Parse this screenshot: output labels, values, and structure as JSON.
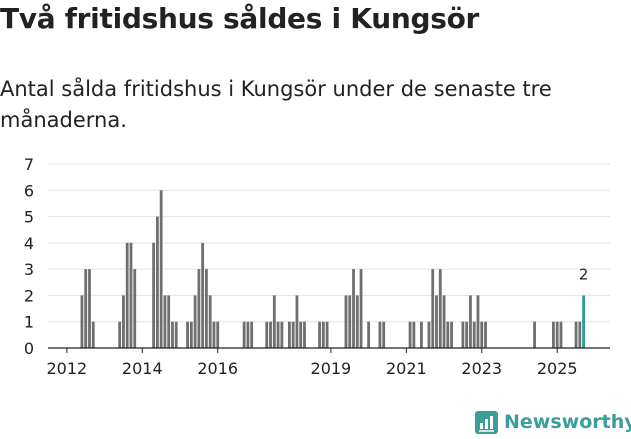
{
  "title": "Två fritidshus såldes i Kungsör",
  "subtitle": "Antal sålda fritidshus i Kungsör under de senaste tre månaderna.",
  "brand": {
    "name": "Newsworthy",
    "icon": "newsworthy-logo-icon"
  },
  "colors": {
    "bar": "#6f6f72",
    "highlight": "#2a9d96",
    "grid": "#e2e2e2",
    "axis": "#222222",
    "brand": "#3a9e9a"
  },
  "chart_data": {
    "type": "bar",
    "ylim": [
      0,
      7
    ],
    "yticks": [
      0,
      1,
      2,
      3,
      4,
      5,
      6,
      7
    ],
    "xlim": [
      2011.5,
      2026.4
    ],
    "xticks": [
      2012,
      2014,
      2016,
      2019,
      2021,
      2023,
      2025
    ],
    "xtick_labels": [
      "2012",
      "2014",
      "2016",
      "2019",
      "2021",
      "2023",
      "2025"
    ],
    "grid": true,
    "series": [
      {
        "x": [
          2012.4,
          2012.5,
          2012.6,
          2012.7,
          2013.4,
          2013.5,
          2013.6,
          2013.7,
          2013.8,
          2014.3,
          2014.4,
          2014.5,
          2014.6,
          2014.7,
          2014.8,
          2014.9,
          2015.2,
          2015.3,
          2015.4,
          2015.5,
          2015.6,
          2015.7,
          2015.8,
          2015.9,
          2016.0,
          2016.7,
          2016.8,
          2016.9,
          2017.3,
          2017.4,
          2017.5,
          2017.6,
          2017.7,
          2017.9,
          2018.0,
          2018.1,
          2018.2,
          2018.3,
          2018.7,
          2018.8,
          2018.9,
          2019.4,
          2019.5,
          2019.6,
          2019.7,
          2019.8,
          2020.0,
          2020.3,
          2020.4,
          2021.1,
          2021.2,
          2021.4,
          2021.6,
          2021.7,
          2021.8,
          2021.9,
          2022.0,
          2022.1,
          2022.2,
          2022.5,
          2022.6,
          2022.7,
          2022.8,
          2022.9,
          2023.0,
          2023.1,
          2024.4,
          2024.9,
          2025.0,
          2025.1,
          2025.5,
          2025.6,
          2025.7
        ],
        "values": [
          2,
          3,
          3,
          1,
          1,
          2,
          4,
          4,
          3,
          4,
          5,
          6,
          2,
          2,
          1,
          1,
          1,
          1,
          2,
          3,
          4,
          3,
          2,
          1,
          1,
          1,
          1,
          1,
          1,
          1,
          2,
          1,
          1,
          1,
          1,
          2,
          1,
          1,
          1,
          1,
          1,
          2,
          2,
          3,
          2,
          3,
          1,
          1,
          1,
          1,
          1,
          1,
          1,
          3,
          2,
          3,
          2,
          1,
          1,
          1,
          1,
          2,
          1,
          2,
          1,
          1,
          1,
          1,
          1,
          1,
          1,
          1,
          2
        ]
      }
    ],
    "annotation": {
      "text": "2",
      "x": 2025.7,
      "y": 2
    }
  }
}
-------
AIM:
Each line that has the word "values" should be copied.

RIGHT ANSWER:
Parse this screenshot: output labels, values, and structure as JSON.
        "values": [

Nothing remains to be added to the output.